━━━ EXTRACTED INFORMATION ━━━

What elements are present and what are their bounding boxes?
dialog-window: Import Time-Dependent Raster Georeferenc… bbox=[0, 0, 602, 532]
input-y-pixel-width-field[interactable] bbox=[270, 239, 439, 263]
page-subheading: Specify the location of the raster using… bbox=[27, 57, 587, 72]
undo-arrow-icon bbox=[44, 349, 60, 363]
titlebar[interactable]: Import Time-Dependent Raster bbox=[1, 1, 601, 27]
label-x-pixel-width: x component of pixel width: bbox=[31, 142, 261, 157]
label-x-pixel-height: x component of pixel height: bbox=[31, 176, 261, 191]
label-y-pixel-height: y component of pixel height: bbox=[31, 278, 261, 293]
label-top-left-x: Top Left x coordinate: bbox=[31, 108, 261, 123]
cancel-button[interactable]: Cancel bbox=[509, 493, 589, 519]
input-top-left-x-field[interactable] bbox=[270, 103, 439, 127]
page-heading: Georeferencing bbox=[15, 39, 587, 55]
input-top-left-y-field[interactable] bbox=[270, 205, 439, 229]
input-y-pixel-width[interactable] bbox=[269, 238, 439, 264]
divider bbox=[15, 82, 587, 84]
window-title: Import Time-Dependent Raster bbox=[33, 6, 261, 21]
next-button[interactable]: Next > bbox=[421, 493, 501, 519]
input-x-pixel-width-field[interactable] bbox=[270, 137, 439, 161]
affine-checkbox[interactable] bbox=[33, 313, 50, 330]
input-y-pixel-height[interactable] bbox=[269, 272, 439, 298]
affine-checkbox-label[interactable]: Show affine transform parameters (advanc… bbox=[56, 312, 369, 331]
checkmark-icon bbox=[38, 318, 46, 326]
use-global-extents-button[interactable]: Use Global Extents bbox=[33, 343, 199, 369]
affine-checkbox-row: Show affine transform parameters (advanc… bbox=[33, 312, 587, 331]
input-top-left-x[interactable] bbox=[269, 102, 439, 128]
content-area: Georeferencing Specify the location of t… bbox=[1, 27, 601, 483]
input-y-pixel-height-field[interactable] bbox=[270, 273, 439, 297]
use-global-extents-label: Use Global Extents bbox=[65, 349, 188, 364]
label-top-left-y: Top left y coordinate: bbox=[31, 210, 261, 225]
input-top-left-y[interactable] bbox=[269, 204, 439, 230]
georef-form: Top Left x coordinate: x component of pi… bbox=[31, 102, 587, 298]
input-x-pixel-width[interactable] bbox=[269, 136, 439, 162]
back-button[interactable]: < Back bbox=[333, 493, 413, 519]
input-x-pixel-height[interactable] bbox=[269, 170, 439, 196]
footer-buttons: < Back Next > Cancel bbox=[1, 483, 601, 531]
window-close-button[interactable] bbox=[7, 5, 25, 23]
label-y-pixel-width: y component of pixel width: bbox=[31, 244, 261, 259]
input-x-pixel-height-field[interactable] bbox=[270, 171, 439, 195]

━━━

WHAT YOU WILL DO:
List each row above that contains the string "label", counting only matches with the same uppercase and lowercase letters.

CORRECT OUTPUT:
label-x-pixel-width: x component of pixel width: bbox=[31, 142, 261, 157]
label-x-pixel-height: x component of pixel height: bbox=[31, 176, 261, 191]
label-y-pixel-height: y component of pixel height: bbox=[31, 278, 261, 293]
label-top-left-x: Top Left x coordinate: bbox=[31, 108, 261, 123]
affine-checkbox-label[interactable]: Show affine transform parameters (advanc… bbox=[56, 312, 369, 331]
use-global-extents-label: Use Global Extents bbox=[65, 349, 188, 364]
label-top-left-y: Top left y coordinate: bbox=[31, 210, 261, 225]
label-y-pixel-width: y component of pixel width: bbox=[31, 244, 261, 259]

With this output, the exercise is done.